_Requirement_
Check each line of the material. Copy those containing "title".

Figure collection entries
»»

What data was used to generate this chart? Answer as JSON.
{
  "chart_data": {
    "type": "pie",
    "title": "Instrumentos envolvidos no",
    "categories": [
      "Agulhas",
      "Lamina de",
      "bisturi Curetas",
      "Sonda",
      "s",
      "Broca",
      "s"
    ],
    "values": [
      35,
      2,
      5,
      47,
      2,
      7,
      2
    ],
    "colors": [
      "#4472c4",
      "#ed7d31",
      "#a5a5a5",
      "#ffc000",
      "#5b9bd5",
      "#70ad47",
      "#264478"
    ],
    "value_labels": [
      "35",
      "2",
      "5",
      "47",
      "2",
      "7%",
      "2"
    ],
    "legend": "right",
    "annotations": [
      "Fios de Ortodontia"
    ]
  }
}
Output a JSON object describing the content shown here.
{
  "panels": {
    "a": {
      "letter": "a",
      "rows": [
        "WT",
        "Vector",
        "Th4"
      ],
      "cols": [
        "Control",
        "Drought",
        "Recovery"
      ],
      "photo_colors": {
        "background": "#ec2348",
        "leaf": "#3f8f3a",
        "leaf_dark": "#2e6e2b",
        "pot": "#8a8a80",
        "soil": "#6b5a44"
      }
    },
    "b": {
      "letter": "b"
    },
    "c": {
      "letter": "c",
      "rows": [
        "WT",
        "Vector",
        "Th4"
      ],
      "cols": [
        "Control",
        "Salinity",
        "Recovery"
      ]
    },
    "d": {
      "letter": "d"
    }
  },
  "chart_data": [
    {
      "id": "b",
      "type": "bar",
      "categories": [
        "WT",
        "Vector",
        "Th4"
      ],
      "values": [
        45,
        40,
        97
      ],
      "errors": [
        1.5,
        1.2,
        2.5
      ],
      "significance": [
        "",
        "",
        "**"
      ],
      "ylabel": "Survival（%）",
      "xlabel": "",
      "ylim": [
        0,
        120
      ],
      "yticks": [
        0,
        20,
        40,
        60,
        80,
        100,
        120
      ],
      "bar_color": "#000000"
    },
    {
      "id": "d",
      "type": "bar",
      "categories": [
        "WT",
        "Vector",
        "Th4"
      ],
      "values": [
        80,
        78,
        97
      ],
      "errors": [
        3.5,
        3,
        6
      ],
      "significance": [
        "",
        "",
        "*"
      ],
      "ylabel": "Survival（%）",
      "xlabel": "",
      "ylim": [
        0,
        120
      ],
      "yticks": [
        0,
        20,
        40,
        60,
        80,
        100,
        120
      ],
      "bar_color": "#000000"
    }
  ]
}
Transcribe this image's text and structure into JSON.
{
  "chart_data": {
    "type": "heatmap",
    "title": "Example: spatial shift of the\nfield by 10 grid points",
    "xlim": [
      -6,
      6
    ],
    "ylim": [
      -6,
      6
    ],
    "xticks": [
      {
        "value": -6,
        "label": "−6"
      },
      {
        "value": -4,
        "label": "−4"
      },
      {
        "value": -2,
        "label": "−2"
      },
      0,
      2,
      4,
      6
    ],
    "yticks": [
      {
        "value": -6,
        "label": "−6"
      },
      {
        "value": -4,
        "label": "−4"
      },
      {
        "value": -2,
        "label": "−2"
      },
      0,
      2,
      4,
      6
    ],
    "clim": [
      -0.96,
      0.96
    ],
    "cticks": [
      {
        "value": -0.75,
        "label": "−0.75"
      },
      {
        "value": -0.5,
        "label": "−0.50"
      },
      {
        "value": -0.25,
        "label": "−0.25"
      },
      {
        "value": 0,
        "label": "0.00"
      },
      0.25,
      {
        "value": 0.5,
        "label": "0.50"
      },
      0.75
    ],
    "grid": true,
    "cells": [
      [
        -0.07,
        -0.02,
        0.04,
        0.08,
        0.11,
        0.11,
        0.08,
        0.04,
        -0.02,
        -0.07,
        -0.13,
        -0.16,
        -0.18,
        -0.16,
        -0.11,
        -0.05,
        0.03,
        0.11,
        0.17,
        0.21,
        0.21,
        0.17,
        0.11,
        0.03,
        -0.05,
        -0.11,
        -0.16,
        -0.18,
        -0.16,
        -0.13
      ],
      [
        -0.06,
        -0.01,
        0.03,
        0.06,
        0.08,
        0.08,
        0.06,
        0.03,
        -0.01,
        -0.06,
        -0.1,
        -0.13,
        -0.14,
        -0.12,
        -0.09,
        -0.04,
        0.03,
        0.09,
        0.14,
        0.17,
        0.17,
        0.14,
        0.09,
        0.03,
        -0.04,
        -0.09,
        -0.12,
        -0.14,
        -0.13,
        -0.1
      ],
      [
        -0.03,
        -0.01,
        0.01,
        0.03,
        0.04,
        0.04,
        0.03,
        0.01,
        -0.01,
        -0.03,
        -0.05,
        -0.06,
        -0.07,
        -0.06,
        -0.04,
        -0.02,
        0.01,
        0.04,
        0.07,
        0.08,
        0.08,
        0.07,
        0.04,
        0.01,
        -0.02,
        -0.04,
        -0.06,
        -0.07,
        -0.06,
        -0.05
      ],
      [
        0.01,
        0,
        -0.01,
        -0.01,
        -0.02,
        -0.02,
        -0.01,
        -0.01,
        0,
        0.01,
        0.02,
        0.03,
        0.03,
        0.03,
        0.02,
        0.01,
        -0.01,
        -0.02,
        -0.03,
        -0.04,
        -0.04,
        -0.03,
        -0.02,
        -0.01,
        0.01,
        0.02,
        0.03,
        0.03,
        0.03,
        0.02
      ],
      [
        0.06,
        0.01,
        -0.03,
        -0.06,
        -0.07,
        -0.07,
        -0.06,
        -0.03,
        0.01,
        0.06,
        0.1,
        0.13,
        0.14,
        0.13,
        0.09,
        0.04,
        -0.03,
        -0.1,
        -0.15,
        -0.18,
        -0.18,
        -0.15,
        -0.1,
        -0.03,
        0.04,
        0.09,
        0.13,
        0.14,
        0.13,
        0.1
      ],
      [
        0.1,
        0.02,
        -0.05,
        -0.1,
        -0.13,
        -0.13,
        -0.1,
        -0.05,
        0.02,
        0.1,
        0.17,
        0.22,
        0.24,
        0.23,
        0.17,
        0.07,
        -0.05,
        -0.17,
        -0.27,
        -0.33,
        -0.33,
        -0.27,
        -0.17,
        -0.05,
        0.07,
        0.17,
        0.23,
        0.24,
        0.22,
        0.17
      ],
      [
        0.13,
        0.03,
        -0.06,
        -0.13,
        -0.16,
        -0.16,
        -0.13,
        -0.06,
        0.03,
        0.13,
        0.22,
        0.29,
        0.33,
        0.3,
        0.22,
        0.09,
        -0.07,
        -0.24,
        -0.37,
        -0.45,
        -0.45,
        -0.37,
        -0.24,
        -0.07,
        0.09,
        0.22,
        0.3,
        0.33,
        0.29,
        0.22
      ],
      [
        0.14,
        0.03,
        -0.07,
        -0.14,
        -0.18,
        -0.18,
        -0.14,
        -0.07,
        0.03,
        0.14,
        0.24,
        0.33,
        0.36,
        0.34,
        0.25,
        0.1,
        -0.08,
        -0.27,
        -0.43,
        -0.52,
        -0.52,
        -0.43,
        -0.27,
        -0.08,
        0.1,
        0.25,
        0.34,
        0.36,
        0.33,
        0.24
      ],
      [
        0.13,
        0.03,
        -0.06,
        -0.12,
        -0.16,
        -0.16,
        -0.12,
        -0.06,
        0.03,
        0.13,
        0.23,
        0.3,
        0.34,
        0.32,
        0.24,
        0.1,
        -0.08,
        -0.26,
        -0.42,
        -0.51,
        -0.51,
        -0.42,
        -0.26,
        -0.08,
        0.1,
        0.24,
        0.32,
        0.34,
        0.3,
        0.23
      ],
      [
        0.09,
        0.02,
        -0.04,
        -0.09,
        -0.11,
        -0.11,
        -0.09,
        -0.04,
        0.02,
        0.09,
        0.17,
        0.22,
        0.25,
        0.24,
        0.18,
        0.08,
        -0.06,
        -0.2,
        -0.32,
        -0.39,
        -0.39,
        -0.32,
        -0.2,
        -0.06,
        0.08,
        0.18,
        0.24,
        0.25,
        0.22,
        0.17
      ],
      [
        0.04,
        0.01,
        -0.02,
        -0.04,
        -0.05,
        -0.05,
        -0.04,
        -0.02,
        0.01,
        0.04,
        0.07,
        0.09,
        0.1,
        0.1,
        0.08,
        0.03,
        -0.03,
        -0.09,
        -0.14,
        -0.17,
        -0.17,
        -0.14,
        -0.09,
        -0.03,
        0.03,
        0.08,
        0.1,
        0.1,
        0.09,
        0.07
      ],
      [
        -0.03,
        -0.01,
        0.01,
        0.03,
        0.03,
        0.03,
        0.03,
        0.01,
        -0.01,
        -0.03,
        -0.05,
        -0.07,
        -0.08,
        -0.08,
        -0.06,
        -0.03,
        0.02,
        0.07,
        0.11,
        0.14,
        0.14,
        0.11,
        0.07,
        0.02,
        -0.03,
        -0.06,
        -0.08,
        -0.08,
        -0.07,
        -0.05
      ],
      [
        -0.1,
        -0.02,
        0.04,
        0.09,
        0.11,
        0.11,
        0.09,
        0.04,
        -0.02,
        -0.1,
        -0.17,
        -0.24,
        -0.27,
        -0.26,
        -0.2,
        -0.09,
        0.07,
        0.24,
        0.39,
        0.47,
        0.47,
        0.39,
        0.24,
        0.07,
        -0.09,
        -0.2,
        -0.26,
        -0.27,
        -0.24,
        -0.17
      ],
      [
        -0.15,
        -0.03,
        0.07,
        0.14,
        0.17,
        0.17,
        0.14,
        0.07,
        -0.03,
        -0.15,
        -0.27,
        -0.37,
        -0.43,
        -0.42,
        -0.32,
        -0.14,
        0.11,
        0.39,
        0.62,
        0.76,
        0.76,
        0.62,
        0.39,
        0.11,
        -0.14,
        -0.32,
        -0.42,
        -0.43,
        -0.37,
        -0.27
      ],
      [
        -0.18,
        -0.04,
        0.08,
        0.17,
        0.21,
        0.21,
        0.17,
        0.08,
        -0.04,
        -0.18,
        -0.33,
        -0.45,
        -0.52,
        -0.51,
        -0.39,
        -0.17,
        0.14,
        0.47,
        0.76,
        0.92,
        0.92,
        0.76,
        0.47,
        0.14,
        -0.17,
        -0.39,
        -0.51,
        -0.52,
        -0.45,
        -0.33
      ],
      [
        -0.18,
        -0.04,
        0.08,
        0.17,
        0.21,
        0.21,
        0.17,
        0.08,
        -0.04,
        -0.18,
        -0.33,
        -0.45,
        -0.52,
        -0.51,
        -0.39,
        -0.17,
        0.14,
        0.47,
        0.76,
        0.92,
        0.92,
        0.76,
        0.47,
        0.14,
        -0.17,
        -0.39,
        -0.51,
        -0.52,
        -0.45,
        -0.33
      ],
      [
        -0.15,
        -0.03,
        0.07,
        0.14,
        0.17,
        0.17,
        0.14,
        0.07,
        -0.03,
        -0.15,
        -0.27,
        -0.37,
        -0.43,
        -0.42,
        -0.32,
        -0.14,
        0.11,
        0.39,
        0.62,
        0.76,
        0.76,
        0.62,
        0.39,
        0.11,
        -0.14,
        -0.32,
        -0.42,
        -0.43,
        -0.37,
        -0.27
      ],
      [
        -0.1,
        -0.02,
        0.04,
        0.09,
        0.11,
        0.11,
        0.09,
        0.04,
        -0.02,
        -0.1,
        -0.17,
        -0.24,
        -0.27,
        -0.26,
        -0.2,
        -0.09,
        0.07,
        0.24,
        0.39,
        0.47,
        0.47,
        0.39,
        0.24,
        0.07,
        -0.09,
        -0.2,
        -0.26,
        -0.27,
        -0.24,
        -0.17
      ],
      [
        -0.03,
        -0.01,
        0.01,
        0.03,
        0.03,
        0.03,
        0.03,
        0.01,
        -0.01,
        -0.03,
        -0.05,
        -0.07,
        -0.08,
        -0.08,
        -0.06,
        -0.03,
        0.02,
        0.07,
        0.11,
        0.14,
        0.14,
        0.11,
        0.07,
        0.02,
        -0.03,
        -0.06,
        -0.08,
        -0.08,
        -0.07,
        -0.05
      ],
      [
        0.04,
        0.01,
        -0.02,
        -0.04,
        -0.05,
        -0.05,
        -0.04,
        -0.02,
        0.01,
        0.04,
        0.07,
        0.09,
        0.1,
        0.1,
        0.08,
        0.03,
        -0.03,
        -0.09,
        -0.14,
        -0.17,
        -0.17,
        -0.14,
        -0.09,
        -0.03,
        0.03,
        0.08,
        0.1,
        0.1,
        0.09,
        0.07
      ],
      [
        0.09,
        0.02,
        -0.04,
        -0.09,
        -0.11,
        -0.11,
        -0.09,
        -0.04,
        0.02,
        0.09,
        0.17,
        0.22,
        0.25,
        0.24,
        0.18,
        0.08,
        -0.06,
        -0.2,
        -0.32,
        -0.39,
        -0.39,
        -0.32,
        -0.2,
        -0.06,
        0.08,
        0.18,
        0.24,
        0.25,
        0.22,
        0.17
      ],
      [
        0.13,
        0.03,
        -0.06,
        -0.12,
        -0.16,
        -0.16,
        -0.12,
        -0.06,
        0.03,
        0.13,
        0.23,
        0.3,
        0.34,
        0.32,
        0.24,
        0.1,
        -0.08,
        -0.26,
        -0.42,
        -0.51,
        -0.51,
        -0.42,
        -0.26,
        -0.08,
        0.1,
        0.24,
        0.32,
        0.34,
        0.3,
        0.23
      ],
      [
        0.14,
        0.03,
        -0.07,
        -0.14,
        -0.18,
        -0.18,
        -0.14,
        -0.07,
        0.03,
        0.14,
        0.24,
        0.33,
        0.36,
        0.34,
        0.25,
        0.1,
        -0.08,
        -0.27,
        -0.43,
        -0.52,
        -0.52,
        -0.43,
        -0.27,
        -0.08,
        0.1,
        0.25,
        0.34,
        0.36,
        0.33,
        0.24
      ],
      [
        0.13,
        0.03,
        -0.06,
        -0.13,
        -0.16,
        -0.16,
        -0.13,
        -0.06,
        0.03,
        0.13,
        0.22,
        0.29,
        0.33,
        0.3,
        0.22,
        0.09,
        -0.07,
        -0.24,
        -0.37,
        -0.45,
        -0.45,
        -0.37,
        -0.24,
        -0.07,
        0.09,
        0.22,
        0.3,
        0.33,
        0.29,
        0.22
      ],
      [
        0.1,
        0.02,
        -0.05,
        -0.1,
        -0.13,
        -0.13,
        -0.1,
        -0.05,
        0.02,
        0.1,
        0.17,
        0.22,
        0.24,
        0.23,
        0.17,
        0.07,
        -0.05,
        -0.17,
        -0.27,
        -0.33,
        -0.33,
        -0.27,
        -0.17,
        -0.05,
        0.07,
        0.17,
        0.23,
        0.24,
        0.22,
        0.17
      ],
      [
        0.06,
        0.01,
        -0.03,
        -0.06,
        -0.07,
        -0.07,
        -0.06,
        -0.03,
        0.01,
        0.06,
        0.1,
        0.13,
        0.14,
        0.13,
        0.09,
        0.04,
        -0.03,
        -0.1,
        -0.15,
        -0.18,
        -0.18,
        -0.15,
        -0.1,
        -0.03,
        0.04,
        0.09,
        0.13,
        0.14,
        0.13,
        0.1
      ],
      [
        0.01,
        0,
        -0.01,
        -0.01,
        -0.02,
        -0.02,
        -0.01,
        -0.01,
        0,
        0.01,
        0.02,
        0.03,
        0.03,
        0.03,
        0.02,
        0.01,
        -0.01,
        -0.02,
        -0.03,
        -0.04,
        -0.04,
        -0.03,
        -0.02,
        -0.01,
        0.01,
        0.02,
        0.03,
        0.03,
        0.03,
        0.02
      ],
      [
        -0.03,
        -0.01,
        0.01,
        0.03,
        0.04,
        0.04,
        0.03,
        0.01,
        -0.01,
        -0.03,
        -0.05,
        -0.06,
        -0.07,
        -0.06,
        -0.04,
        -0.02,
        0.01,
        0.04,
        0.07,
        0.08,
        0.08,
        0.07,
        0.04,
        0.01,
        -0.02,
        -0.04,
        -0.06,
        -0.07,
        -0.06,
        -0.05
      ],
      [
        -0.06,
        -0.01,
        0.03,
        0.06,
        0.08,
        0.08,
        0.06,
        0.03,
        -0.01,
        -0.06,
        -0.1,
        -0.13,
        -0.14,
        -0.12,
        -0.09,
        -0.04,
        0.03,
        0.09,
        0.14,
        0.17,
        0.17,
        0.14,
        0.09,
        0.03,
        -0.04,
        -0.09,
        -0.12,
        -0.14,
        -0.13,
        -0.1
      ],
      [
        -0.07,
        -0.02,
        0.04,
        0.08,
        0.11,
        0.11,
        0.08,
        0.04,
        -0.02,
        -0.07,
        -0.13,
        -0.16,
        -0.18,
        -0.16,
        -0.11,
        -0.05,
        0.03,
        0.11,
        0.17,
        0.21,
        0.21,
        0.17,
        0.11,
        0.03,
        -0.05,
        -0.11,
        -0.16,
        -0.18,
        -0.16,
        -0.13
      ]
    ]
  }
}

««

_The output_
    "title": "Instrumentos envolvidos no",
    "title": "Example: spatial shift of the\nfield by 10 grid points",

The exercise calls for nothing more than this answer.